start Records for this exercise

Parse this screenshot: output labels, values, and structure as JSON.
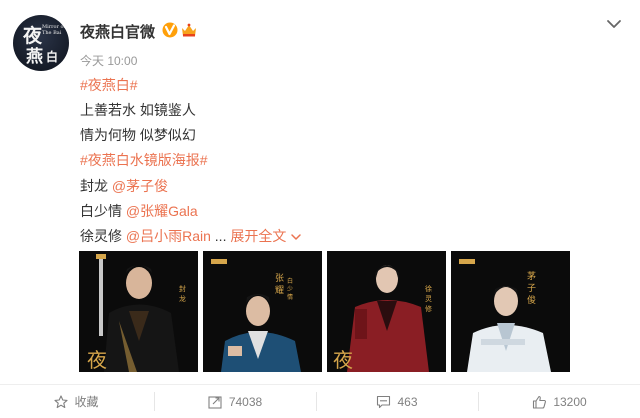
{
  "account": {
    "name": "夜燕白官微",
    "avatar_glyphs": [
      "夜",
      "燕",
      "白"
    ],
    "avatar_subtext": "Mirror of The Bai"
  },
  "post": {
    "time": "今天 10:00",
    "lines": {
      "tag1": "#夜燕白#",
      "line2": "上善若水 如镜鉴人",
      "line3": "情为何物 似梦似幻",
      "tag2": "#夜燕白水镜版海报#",
      "line5_prefix": "封龙 ",
      "line5_mention": "@茅子俊",
      "line6_prefix": "白少情 ",
      "line6_mention": "@张耀Gala",
      "line7_prefix": "徐灵修 ",
      "line7_mention": "@吕小雨Rain",
      "line7_ellipsis": " ... ",
      "expand_label": "展开全文"
    }
  },
  "actions": {
    "favorite": "收藏",
    "forward": "74038",
    "comment": "463",
    "like": "13200"
  },
  "colors": {
    "accent": "#eb7350",
    "text": "#333333",
    "muted": "#999999",
    "verified": "#ffa00a",
    "poster_bg": "#0c0c0c",
    "gold": "#d6a64b"
  },
  "icons": [
    "verified-icon",
    "vip-crown-icon",
    "chevron-down-icon",
    "star-icon",
    "forward-icon",
    "comment-icon",
    "like-icon"
  ]
}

end Records for this exercise

(Task details):
Reproduce each line exactly, please, except for any pictures.

(Solved problem):
Parse this screenshot: output labels, values, and structure as JSON.
{
  "account": {
    "name": "夜燕白官微",
    "avatar_glyphs": [
      "夜",
      "燕",
      "白"
    ],
    "avatar_subtext": "Mirror of The Bai"
  },
  "post": {
    "time": "今天 10:00",
    "lines": {
      "tag1": "#夜燕白#",
      "line2": "上善若水 如镜鉴人",
      "line3": "情为何物 似梦似幻",
      "tag2": "#夜燕白水镜版海报#",
      "line5_prefix": "封龙 ",
      "line5_mention": "@茅子俊",
      "line6_prefix": "白少情 ",
      "line6_mention": "@张耀Gala",
      "line7_prefix": "徐灵修 ",
      "line7_mention": "@吕小雨Rain",
      "line7_ellipsis": " ... ",
      "expand_label": "展开全文"
    }
  },
  "actions": {
    "favorite": "收藏",
    "forward": "74038",
    "comment": "463",
    "like": "13200"
  },
  "colors": {
    "accent": "#eb7350",
    "text": "#333333",
    "muted": "#999999",
    "verified": "#ffa00a",
    "poster_bg": "#0c0c0c",
    "gold": "#d6a64b"
  },
  "icons": [
    "verified-icon",
    "vip-crown-icon",
    "chevron-down-icon",
    "star-icon",
    "forward-icon",
    "comment-icon",
    "like-icon"
  ]
}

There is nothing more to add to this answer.